## Stated problem
Repeat the material exactly, leaving nothing out.

## Entries from a dataset
┏━━

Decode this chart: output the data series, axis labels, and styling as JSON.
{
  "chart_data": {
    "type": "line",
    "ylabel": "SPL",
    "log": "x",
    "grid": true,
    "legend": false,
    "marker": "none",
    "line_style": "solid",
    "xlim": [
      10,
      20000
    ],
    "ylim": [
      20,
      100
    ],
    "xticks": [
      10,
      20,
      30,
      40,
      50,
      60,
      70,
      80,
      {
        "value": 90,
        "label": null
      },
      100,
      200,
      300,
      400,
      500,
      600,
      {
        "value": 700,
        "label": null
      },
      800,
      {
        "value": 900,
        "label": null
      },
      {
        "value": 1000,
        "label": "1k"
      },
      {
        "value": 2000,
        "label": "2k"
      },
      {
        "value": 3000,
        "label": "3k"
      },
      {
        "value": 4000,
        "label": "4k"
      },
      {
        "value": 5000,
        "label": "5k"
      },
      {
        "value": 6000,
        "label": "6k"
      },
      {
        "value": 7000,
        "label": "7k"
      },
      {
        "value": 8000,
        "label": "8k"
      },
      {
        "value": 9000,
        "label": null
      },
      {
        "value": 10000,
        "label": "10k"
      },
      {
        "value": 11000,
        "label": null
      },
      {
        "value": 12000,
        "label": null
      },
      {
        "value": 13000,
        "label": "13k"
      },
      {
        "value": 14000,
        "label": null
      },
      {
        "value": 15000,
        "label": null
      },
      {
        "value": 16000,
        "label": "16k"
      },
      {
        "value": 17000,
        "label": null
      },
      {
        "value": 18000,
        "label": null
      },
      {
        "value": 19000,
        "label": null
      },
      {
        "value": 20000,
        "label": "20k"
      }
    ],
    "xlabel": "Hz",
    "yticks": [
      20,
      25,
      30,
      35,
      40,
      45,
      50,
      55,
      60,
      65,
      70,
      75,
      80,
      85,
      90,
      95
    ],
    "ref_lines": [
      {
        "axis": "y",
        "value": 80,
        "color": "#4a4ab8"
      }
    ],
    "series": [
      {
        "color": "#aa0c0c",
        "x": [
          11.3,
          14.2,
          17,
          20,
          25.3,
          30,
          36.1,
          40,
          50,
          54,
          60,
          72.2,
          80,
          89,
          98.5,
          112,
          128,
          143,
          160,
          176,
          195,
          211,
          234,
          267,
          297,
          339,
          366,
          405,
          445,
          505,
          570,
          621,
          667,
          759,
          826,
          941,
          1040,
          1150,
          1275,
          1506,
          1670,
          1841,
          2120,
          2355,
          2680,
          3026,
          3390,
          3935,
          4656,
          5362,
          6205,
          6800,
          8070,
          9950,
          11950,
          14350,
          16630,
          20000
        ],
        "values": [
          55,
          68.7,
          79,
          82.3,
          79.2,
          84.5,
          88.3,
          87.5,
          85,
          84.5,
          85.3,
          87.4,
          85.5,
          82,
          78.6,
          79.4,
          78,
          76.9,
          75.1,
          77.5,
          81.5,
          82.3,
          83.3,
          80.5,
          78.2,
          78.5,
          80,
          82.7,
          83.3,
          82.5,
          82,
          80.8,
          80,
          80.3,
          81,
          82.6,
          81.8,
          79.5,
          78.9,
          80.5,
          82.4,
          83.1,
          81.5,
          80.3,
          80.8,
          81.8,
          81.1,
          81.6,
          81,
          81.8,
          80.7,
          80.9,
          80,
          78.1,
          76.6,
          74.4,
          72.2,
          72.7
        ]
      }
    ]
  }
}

┗━━

## The output
Decode this chart: output the data series, axis labels, and styling as JSON.
{
  "chart_data": {
    "type": "line",
    "ylabel": "SPL",
    "log": "x",
    "grid": true,
    "legend": false,
    "marker": "none",
    "line_style": "solid",
    "xlim": [
      10,
      20000
    ],
    "ylim": [
      20,
      100
    ],
    "xticks": [
      10,
      20,
      30,
      40,
      50,
      60,
      70,
      80,
      {
        "value": 90,
        "label": null
      },
      100,
      200,
      300,
      400,
      500,
      600,
      {
        "value": 700,
        "label": null
      },
      800,
      {
        "value": 900,
        "label": null
      },
      {
        "value": 1000,
        "label": "1k"
      },
      {
        "value": 2000,
        "label": "2k"
      },
      {
        "value": 3000,
        "label": "3k"
      },
      {
        "value": 4000,
        "label": "4k"
      },
      {
        "value": 5000,
        "label": "5k"
      },
      {
        "value": 6000,
        "label": "6k"
      },
      {
        "value": 7000,
        "label": "7k"
      },
      {
        "value": 8000,
        "label": "8k"
      },
      {
        "value": 9000,
        "label": null
      },
      {
        "value": 10000,
        "label": "10k"
      },
      {
        "value": 11000,
        "label": null
      },
      {
        "value": 12000,
        "label": null
      },
      {
        "value": 13000,
        "label": "13k"
      },
      {
        "value": 14000,
        "label": null
      },
      {
        "value": 15000,
        "label": null
      },
      {
        "value": 16000,
        "label": "16k"
      },
      {
        "value": 17000,
        "label": null
      },
      {
        "value": 18000,
        "label": null
      },
      {
        "value": 19000,
        "label": null
      },
      {
        "value": 20000,
        "label": "20k"
      }
    ],
    "xlabel": "Hz",
    "yticks": [
      20,
      25,
      30,
      35,
      40,
      45,
      50,
      55,
      60,
      65,
      70,
      75,
      80,
      85,
      90,
      95
    ],
    "ref_lines": [
      {
        "axis": "y",
        "value": 80,
        "color": "#4a4ab8"
      }
    ],
    "series": [
      {
        "color": "#aa0c0c",
        "x": [
          11.3,
          14.2,
          17,
          20,
          25.3,
          30,
          36.1,
          40,
          50,
          54,
          60,
          72.2,
          80,
          89,
          98.5,
          112,
          128,
          143,
          160,
          176,
          195,
          211,
          234,
          267,
          297,
          339,
          366,
          405,
          445,
          505,
          570,
          621,
          667,
          759,
          826,
          941,
          1040,
          1150,
          1275,
          1506,
          1670,
          1841,
          2120,
          2355,
          2680,
          3026,
          3390,
          3935,
          4656,
          5362,
          6205,
          6800,
          8070,
          9950,
          11950,
          14350,
          16630,
          20000
        ],
        "values": [
          55,
          68.7,
          79,
          82.3,
          79.2,
          84.5,
          88.3,
          87.5,
          85,
          84.5,
          85.3,
          87.4,
          85.5,
          82,
          78.6,
          79.4,
          78,
          76.9,
          75.1,
          77.5,
          81.5,
          82.3,
          83.3,
          80.5,
          78.2,
          78.5,
          80,
          82.7,
          83.3,
          82.5,
          82,
          80.8,
          80,
          80.3,
          81,
          82.6,
          81.8,
          79.5,
          78.9,
          80.5,
          82.4,
          83.1,
          81.5,
          80.3,
          80.8,
          81.8,
          81.1,
          81.6,
          81,
          81.8,
          80.7,
          80.9,
          80,
          78.1,
          76.6,
          74.4,
          72.2,
          72.7
        ]
      }
    ]
  }
}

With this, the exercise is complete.